# Activity
Pull every line holding the word "todo" out of the data and copy it.
* * * * *
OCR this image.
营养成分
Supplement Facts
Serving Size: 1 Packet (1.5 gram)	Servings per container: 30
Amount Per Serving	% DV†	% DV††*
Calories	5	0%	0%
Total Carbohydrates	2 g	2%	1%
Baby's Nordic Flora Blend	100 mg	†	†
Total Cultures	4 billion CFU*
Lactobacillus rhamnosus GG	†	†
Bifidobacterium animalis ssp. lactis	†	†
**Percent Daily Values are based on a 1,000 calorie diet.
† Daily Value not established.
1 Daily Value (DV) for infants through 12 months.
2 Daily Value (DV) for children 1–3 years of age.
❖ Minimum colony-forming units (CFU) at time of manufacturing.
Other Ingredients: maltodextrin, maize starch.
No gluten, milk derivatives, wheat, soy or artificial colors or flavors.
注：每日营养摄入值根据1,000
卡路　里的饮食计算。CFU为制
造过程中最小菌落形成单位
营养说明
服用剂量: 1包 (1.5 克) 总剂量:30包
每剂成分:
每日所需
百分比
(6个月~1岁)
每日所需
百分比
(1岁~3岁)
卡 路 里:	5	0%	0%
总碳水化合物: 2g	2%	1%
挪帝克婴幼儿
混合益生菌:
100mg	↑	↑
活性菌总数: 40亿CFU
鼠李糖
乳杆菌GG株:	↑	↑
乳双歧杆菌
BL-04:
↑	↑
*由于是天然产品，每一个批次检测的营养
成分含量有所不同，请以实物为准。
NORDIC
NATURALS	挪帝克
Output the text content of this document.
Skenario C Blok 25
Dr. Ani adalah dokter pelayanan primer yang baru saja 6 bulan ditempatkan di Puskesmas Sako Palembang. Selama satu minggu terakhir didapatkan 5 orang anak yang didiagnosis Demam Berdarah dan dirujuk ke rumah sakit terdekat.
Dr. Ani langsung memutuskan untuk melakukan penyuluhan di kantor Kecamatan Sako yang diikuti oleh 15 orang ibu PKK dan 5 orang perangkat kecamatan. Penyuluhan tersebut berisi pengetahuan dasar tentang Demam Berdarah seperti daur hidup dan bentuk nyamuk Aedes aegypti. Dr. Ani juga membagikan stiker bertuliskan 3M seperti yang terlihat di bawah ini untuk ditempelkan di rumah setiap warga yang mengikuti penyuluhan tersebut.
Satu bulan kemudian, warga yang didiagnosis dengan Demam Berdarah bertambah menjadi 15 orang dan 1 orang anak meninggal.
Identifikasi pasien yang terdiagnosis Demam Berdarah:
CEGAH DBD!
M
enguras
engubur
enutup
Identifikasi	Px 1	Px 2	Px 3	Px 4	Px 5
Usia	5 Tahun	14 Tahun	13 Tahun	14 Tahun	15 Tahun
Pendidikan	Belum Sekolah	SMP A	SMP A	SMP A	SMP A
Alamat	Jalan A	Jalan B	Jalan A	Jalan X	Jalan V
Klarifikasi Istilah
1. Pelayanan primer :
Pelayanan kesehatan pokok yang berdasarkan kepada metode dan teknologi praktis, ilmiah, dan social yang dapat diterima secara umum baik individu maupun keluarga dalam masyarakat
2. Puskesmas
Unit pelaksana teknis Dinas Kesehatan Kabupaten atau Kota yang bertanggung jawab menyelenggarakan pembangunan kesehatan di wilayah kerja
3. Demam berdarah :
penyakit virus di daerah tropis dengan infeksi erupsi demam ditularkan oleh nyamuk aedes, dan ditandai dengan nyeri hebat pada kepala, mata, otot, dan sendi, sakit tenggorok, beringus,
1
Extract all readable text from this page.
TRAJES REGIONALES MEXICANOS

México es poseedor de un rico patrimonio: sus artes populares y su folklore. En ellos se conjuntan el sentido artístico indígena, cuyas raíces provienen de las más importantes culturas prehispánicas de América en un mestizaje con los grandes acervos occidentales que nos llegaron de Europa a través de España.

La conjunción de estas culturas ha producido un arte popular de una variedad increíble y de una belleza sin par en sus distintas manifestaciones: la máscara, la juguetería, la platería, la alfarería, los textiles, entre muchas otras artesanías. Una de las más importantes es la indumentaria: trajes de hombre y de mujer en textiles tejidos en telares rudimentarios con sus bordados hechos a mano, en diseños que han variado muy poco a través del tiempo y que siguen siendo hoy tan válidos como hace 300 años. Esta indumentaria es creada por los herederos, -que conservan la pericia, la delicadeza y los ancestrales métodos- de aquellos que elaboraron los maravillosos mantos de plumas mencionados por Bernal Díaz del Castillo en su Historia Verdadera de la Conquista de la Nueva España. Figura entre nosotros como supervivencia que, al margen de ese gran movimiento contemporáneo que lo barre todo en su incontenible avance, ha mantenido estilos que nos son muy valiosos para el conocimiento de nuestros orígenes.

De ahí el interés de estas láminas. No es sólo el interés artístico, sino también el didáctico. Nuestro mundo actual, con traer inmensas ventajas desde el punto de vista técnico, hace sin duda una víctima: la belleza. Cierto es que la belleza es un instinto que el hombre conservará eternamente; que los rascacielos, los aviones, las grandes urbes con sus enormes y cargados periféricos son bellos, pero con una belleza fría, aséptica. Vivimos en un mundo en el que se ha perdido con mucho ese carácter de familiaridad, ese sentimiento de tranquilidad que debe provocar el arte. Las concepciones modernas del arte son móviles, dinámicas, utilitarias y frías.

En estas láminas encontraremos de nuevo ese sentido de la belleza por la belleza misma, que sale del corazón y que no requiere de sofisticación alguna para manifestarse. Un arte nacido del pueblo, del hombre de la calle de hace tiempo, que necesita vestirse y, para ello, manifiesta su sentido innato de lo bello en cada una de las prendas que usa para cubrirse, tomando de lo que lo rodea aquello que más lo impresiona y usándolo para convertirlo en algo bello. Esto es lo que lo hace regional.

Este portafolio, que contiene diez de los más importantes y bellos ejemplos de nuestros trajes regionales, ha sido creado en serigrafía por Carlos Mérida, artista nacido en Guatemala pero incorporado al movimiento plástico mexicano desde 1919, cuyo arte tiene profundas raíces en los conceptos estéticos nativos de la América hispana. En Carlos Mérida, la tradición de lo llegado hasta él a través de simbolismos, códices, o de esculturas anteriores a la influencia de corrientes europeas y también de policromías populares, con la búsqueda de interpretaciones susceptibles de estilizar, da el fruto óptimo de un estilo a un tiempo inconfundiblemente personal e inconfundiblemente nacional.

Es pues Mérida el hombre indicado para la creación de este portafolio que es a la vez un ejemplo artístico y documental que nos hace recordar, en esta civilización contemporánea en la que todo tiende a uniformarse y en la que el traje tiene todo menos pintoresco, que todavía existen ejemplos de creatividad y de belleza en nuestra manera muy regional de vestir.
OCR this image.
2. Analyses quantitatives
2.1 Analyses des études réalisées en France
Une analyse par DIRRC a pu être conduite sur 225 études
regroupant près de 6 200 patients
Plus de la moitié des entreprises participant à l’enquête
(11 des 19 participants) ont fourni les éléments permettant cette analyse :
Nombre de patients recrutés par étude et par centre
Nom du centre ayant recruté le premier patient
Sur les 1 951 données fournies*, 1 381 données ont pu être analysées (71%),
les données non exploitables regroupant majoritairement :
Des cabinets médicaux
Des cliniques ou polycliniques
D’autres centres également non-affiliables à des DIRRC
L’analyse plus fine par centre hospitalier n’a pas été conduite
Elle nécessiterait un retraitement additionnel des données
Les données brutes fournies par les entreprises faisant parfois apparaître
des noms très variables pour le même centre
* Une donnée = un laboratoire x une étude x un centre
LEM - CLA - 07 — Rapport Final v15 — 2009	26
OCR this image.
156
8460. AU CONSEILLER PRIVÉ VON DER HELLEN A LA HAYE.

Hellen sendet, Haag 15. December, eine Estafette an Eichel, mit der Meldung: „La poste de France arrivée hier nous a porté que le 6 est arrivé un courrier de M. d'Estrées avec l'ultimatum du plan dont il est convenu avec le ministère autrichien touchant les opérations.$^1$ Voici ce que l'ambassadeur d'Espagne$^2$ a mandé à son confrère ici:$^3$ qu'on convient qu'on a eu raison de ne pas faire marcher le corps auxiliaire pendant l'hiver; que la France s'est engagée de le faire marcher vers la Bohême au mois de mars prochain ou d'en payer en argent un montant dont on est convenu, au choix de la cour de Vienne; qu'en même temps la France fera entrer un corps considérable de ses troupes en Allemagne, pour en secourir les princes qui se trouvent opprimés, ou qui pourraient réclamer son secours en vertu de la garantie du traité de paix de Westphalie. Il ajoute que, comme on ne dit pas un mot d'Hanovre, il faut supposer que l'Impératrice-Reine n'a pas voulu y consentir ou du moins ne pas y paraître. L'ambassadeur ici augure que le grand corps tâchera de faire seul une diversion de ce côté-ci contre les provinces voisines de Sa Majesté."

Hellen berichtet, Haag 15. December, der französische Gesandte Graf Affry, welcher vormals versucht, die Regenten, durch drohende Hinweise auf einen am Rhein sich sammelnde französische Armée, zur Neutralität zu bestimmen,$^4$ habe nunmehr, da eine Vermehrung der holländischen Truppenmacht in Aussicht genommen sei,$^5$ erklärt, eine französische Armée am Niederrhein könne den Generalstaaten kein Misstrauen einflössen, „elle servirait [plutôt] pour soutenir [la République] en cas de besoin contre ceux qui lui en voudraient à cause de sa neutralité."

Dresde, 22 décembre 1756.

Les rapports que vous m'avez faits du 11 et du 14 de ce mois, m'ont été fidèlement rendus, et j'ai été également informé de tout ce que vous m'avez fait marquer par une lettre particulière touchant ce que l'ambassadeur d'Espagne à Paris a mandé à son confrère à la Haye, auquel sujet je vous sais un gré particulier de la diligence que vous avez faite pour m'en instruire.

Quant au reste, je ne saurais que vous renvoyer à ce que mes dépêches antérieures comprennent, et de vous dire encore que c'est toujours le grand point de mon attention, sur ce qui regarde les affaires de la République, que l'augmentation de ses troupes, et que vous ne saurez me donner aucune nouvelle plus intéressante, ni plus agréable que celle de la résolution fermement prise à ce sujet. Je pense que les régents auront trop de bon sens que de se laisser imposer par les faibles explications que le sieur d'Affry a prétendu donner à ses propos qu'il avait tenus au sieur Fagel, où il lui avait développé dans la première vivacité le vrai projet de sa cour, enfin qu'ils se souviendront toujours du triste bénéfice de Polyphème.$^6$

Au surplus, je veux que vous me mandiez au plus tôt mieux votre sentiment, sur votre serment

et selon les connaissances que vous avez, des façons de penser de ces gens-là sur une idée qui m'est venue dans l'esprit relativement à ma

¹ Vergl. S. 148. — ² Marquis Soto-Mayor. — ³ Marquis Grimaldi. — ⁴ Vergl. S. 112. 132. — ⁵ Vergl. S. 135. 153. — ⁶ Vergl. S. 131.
* * * * *
# Answer to this exercise
La conjunción de estas culturas ha producido un arte popular de una variedad increíble y de una belleza sin par en sus distintas manifestaciones: la máscara, la juguetería, la platería, la alfarería, los textiles, entre muchas otras artesanías. Una de las más importantes es la indumentaria: trajes de hombre y de mujer en textiles tejidos en telares rudimentarios con sus bordados hechos a mano, en diseños que han variado muy poco a través del tiempo y que siguen siendo hoy tan válidos como hace 300 años. Esta indumentaria es creada por los herederos, -que conservan la pericia, la delicadeza y los ancestrales métodos- de aquellos que elaboraron los maravillosos mantos de plumas mencionados por Bernal Díaz del Castillo en su Historia Verdadera de la Conquista de la Nueva España. Figura entre nosotros como supervivencia que, al margen de ese gran movimiento contemporáneo que lo barre todo en su incontenible avance, ha mantenido estilos que nos son muy valiosos para el conocimiento de nuestros orígenes.
Es pues Mérida el hombre indicado para la creación de este portafolio que es a la vez un ejemplo artístico y documental que nos hace recordar, en esta civilización contemporánea en la que todo tiende a uniformarse y en la que el traje tiene todo menos pintoresco, que todavía existen ejemplos de creatividad y de belleza en nuestra manera muy regional de vestir.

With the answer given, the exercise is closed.